### LESETEXT
>>>>

# COM1/COM2 belegt - wovon?



## harlekin12 (28. November 2009)

Hallo,

ich habe heute versucht auf dem PC eines Bekannten ein Gerät das zur Anlagenüberwachung dient mit der dazugehörigen Software zu installieren. Das Gerät - ein Datenlogger für eine Solaranlage - überträgt seine aufgezeichneten Daten über eine RS232-Schnittstelle. Da die wenigsten modernen PC's noch über eine serielle (RS232) Schnittstelle verfügen, wird mittels eines Adapters aus RS232 -> USB. Der Adapter funktioniert einwandfrei und ihm können über den Windows 7 Gerätemanager beliebige COM-Ports zugewiesen werden.

Und nun kommt das eigentliche Problem:

Um die Daten des Datenloggers auslesen zu können, ist eine bestimmte Software erforderlich die allerdings nur COM1, COM2 und Netzwerk als Übertragungsschnittstellen kennt.

Versuche ich nun über den Gerätemanager von Windows 7 dem Adapter COM1 oder COM2 zuzuweisen damit die Kommunikation mit der Software möglich ist, wird mir angezeigt dass COM1 und COM2 bereits verwendet werden. Der Witz ist nur, dass alle externen Geräte an diesem PC über USB angeschlossen sind.

<<<<

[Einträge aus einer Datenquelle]
>>>>

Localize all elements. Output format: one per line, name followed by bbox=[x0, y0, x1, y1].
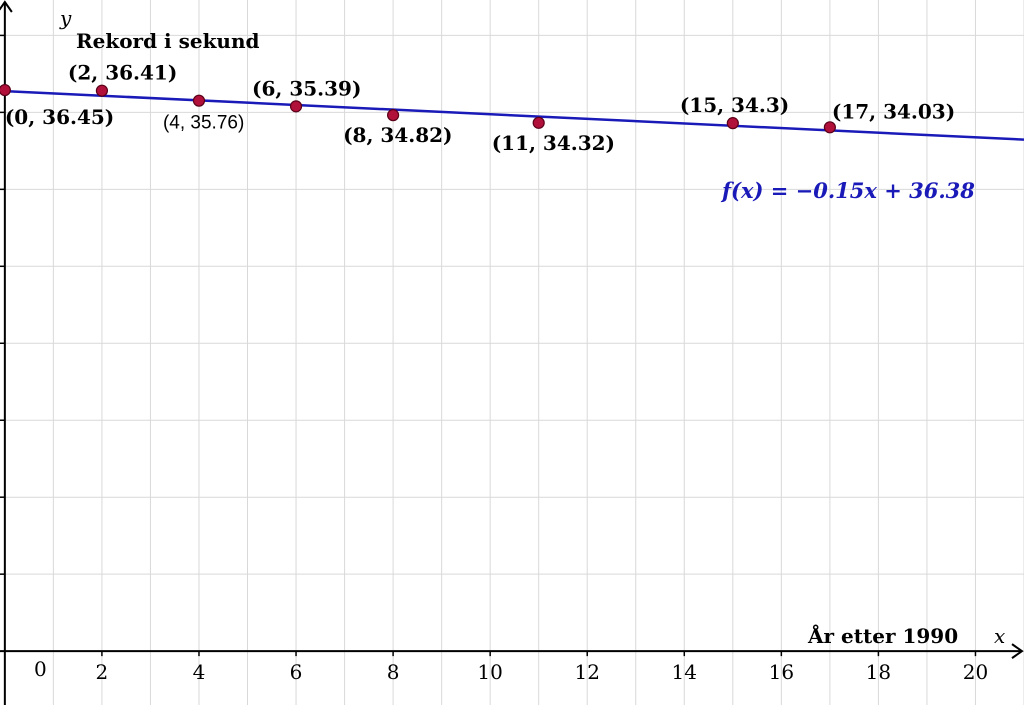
x-tick-label: 4 bbox=[193, 660, 206, 684]
point-label: (4, 35.76) bbox=[163, 113, 244, 134]
data-point bbox=[95, 84, 109, 97]
origin-label: 0 bbox=[34, 657, 47, 681]
data-point bbox=[726, 117, 739, 130]
point-label: (15, 34.3) bbox=[680, 93, 789, 117]
point-label: (2, 36.41) bbox=[68, 61, 177, 85]
data-point bbox=[0, 83, 11, 97]
point-label: (17, 34.03) bbox=[832, 99, 955, 123]
regression-line bbox=[4, 89, 1024, 141]
y-axis-arrow bbox=[0, 0, 13, 13]
x-tick-label: 6 bbox=[290, 660, 303, 684]
point-label: (6, 35.39) bbox=[252, 76, 361, 100]
point-labels: (0, 36.45) (2, 36.41) (4, 35.76) (6, 35.39)… bbox=[5, 61, 955, 155]
data-point bbox=[289, 100, 303, 113]
x-tick-label: 14 bbox=[672, 660, 697, 684]
x-tick-label: 8 bbox=[387, 660, 400, 684]
x-tick-label: 18 bbox=[866, 660, 891, 684]
regression-line-group bbox=[4, 89, 1024, 141]
data-point bbox=[532, 116, 545, 129]
x-axis-arrow bbox=[1011, 643, 1024, 659]
x-tick-label: 2 bbox=[96, 660, 109, 684]
x-tick-label: 12 bbox=[574, 660, 599, 684]
x-tick-label: 16 bbox=[769, 660, 794, 684]
data-point bbox=[823, 121, 836, 134]
x-axis-symbol: x bbox=[994, 624, 1005, 648]
y-axis-symbol: y bbox=[59, 6, 72, 30]
data-point bbox=[192, 94, 206, 107]
x-tick-label: 10 bbox=[477, 660, 502, 684]
tick-labels: 2468101214161820510152025303540 bbox=[0, 34, 988, 684]
data-points bbox=[0, 83, 836, 134]
point-label: (0, 36.45) bbox=[5, 105, 114, 129]
point-label: (11, 34.32) bbox=[492, 131, 615, 155]
point-label: (8, 34.82) bbox=[343, 123, 452, 147]
function-label: f(x) = −0.15x + 36.38 bbox=[720, 178, 975, 203]
x-axis-label: År etter 1990 bbox=[807, 624, 958, 648]
x-tick-label: 20 bbox=[963, 660, 988, 684]
y-axis-label: Rekord i sekund bbox=[76, 29, 260, 53]
data-point bbox=[386, 109, 400, 122]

<<<<

### AUFGABEN
• A. Welche Übertragungsschnittstellen kennt die Software laut dem Forumsbeitrag über die belegten COM-Ports?
• B. Gib den Abschnitt des Forumsbeitrags über die belegten COM-Ports von „Versuche ich nun“ bis einschließlich „USB angeschlossen sind.“ wieder und tausche dabei „Adapter“ gegen „Konverter“ aus.
• C. Setze den Forumsbeitrag über die belegten COM-Ports im Anschluss an seinen letzten Satz fort.

### ANTWORTEN
• A. COM1, COM2 und Netzwerk.

• B.
Versuche ich nun über den Gerätemanager von Windows 7 dem Konverter COM1 oder COM2 zuzuweisen damit die Kommunikation mit der Software möglich ist, wird mir angezeigt dass COM1 und COM2 bereits verwendet werden. Der Witz ist nur, dass alle externen Geräte an diesem PC über USB angeschlossen sind.

• C.
Wie kann ich herausbekommen, welche Geräte angeblich die beiden Comports "COM1 und COM2" verwenden?

Gruss, harlekin12


----------



## Excavated (28. November 2009)

Hast du schol mal im BIOS geschaut, ob der interne Serielle Port aktiv ist? Viele Mainboards besitzen noch Header-Anschlüsse für RS232-Slotblenden.


----------



## harlekin12 (28. November 2009)

Hallo,


Excavated schrieb:


> Hast du schol mal im BIOS geschaut, ob der interne Serielle Port aktiv ist? ....


danke für den Tip, werde ich mal nachschauen wenn ich das nächste Mal bei meinem Bekannten bin.

Allerdings lief die ganze Datenüberwachung schon mal unter Vista. Erst seit der Neuinstallation von "Windows 7" sind angeblich die beiden COM-Ports belegt.

Gruss, Harlekin12


----------



## amdintel (28. November 2009)

das gibt es manch mal und taucht bei win98/XP/Vista/Win 7 auf wenn 
sich ein oder der Treiber noch mal Neu installiert, 
ist der alte Port geblockt und wird als  belegt angezeigt...
das kriegt man nur weg, 
in dem man in der System Steuerung den Port einfach hin und her zwischt , also einfach auf Port 1 dann auf 2 stellen 
danach sind die wieder frei .
wenn du den Seriell Anschluss nicht brauchst,
kannste den auch gleich im Bios abschaltet, 
weil der eh dann nur unnötig eine Adresse und  IRQ belegt .


----------



## rebel4life (29. November 2009)

Vieleicht hat der PC interne Anschlüsse, welche über eine Blende herausgeführt werden müssten.

Mal im Gerätemanager diese Schnittstellen suchen und denen andere Ports zuweißen, dann sollte es gehen.

Manche Geräte haben auch einen USB auf seriell Wandler eingebaut, diese könnten sich natürlich auch Com Ports reservieren.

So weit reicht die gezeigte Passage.